> _Requirement_:
Scan the material below for lines with the word "Moore" and report how many there are, with nothing added.

> _Material for the task_:
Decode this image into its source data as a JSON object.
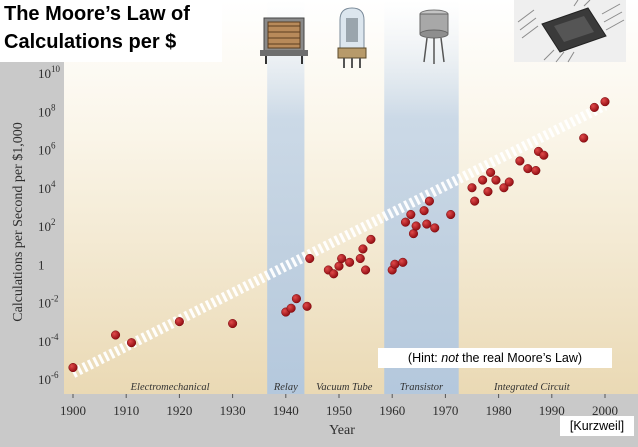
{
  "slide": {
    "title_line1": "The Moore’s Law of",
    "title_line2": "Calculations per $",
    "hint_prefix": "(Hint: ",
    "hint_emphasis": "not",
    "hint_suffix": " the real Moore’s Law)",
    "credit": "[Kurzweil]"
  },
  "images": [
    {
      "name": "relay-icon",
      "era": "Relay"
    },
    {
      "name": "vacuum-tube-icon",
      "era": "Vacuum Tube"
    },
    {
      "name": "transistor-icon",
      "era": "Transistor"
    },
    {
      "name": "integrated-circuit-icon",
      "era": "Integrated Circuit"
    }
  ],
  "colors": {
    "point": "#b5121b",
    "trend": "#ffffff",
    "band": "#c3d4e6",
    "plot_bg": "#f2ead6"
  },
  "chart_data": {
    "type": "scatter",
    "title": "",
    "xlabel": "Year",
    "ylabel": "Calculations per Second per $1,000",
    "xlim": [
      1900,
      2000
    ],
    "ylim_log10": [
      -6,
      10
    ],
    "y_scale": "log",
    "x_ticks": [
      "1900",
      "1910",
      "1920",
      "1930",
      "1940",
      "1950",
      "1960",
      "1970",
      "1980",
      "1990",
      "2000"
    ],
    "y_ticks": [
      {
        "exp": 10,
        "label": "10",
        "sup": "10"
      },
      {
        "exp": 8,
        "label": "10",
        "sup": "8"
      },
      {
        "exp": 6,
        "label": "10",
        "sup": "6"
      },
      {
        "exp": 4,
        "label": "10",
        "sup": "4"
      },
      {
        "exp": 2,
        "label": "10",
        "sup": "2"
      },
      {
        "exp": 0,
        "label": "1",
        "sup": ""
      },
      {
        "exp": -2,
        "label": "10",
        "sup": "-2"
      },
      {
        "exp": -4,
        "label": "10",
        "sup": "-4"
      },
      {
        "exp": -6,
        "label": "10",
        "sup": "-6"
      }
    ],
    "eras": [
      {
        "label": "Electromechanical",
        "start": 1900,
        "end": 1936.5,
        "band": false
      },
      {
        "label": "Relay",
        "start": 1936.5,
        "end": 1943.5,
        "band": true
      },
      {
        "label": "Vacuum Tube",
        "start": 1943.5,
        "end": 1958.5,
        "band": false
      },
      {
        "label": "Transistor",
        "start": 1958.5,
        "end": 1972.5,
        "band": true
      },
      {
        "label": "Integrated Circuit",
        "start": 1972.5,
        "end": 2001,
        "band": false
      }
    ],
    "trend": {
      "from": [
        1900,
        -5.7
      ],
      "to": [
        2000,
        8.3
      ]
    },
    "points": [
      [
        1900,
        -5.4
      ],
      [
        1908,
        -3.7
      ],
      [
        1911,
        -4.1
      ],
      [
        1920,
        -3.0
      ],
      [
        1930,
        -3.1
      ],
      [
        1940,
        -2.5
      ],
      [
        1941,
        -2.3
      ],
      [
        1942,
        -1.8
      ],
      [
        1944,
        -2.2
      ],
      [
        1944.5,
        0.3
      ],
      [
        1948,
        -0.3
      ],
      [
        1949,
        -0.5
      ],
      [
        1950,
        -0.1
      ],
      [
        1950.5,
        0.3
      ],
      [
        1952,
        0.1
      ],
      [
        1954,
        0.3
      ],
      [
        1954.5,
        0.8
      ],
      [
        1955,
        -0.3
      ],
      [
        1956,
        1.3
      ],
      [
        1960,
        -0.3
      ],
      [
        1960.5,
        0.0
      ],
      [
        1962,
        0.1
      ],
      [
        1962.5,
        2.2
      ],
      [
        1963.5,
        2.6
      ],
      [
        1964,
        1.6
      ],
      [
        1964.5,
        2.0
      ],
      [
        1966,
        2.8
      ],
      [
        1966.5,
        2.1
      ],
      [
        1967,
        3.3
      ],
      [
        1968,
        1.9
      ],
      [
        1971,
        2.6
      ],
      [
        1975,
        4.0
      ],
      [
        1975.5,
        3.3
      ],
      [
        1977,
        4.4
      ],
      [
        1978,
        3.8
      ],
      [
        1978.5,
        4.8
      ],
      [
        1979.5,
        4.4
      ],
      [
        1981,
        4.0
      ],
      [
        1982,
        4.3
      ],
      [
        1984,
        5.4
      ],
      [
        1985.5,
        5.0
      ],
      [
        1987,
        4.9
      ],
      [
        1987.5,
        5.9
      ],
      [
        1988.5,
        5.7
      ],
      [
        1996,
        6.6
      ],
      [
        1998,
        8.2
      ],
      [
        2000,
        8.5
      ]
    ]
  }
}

> _Response for this exercise_:
2